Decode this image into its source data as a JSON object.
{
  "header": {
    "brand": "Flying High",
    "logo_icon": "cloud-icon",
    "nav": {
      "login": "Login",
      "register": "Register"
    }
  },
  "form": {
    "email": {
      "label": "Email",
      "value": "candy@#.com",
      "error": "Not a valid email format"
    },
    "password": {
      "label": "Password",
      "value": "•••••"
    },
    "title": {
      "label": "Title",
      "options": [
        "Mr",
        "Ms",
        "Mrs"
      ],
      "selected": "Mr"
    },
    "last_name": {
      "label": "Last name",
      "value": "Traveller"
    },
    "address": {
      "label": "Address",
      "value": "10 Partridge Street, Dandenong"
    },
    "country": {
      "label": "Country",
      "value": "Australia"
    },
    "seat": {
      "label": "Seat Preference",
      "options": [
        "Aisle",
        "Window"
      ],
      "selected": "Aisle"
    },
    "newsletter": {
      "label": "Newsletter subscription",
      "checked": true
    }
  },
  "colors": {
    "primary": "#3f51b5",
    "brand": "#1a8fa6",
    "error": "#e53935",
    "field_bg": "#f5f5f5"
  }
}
---
> [EXERCISE BRIEF]: Give the complete listing a second time, exactly as it reads.

> [ANSWER TO THIS PROBLEM]:
Decode this image into its source data as a JSON object.
{
  "header": {
    "brand": "Flying High",
    "logo_icon": "cloud-icon",
    "nav": {
      "login": "Login",
      "register": "Register"
    }
  },
  "form": {
    "email": {
      "label": "Email",
      "value": "candy@#.com",
      "error": "Not a valid email format"
    },
    "password": {
      "label": "Password",
      "value": "•••••"
    },
    "title": {
      "label": "Title",
      "options": [
        "Mr",
        "Ms",
        "Mrs"
      ],
      "selected": "Mr"
    },
    "last_name": {
      "label": "Last name",
      "value": "Traveller"
    },
    "address": {
      "label": "Address",
      "value": "10 Partridge Street, Dandenong"
    },
    "country": {
      "label": "Country",
      "value": "Australia"
    },
    "seat": {
      "label": "Seat Preference",
      "options": [
        "Aisle",
        "Window"
      ],
      "selected": "Aisle"
    },
    "newsletter": {
      "label": "Newsletter subscription",
      "checked": true
    }
  },
  "colors": {
    "primary": "#3f51b5",
    "brand": "#1a8fa6",
    "error": "#e53935",
    "field_bg": "#f5f5f5"
  }
}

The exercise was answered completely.